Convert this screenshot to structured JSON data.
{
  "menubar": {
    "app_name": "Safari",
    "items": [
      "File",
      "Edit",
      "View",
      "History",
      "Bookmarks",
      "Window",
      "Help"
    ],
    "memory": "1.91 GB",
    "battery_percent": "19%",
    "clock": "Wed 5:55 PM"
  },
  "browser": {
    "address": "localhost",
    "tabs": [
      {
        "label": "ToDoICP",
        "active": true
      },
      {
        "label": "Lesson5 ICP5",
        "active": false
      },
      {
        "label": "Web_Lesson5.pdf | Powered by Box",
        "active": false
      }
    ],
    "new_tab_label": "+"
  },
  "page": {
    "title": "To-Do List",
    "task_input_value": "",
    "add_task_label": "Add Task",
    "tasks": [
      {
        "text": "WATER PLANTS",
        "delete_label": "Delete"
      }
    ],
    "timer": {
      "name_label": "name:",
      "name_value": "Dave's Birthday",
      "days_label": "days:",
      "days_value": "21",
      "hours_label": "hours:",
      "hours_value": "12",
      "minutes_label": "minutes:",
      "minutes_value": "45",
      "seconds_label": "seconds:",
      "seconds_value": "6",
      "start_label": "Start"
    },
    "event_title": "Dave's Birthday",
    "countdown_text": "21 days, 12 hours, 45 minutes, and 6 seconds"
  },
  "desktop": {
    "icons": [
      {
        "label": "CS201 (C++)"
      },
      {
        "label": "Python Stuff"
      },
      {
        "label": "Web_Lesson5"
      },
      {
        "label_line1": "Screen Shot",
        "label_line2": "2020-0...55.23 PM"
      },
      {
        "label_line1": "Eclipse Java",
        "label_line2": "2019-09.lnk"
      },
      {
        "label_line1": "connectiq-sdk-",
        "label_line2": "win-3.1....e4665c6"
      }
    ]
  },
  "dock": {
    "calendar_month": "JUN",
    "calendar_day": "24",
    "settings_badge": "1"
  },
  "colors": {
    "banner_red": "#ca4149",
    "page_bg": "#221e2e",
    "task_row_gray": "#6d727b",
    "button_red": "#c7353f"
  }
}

REQUIREMENT :: Copy every record exactly, with nothing added or dropped.

EXERCISE RESULT ::
Convert this screenshot to structured JSON data.
{
  "menubar": {
    "app_name": "Safari",
    "items": [
      "File",
      "Edit",
      "View",
      "History",
      "Bookmarks",
      "Window",
      "Help"
    ],
    "memory": "1.91 GB",
    "battery_percent": "19%",
    "clock": "Wed 5:55 PM"
  },
  "browser": {
    "address": "localhost",
    "tabs": [
      {
        "label": "ToDoICP",
        "active": true
      },
      {
        "label": "Lesson5 ICP5",
        "active": false
      },
      {
        "label": "Web_Lesson5.pdf | Powered by Box",
        "active": false
      }
    ],
    "new_tab_label": "+"
  },
  "page": {
    "title": "To-Do List",
    "task_input_value": "",
    "add_task_label": "Add Task",
    "tasks": [
      {
        "text": "WATER PLANTS",
        "delete_label": "Delete"
      }
    ],
    "timer": {
      "name_label": "name:",
      "name_value": "Dave's Birthday",
      "days_label": "days:",
      "days_value": "21",
      "hours_label": "hours:",
      "hours_value": "12",
      "minutes_label": "minutes:",
      "minutes_value": "45",
      "seconds_label": "seconds:",
      "seconds_value": "6",
      "start_label": "Start"
    },
    "event_title": "Dave's Birthday",
    "countdown_text": "21 days, 12 hours, 45 minutes, and 6 seconds"
  },
  "desktop": {
    "icons": [
      {
        "label": "CS201 (C++)"
      },
      {
        "label": "Python Stuff"
      },
      {
        "label": "Web_Lesson5"
      },
      {
        "label_line1": "Screen Shot",
        "label_line2": "2020-0...55.23 PM"
      },
      {
        "label_line1": "Eclipse Java",
        "label_line2": "2019-09.lnk"
      },
      {
        "label_line1": "connectiq-sdk-",
        "label_line2": "win-3.1....e4665c6"
      }
    ]
  },
  "dock": {
    "calendar_month": "JUN",
    "calendar_day": "24",
    "settings_badge": "1"
  },
  "colors": {
    "banner_red": "#ca4149",
    "page_bg": "#221e2e",
    "task_row_gray": "#6d727b",
    "button_red": "#c7353f"
  }
}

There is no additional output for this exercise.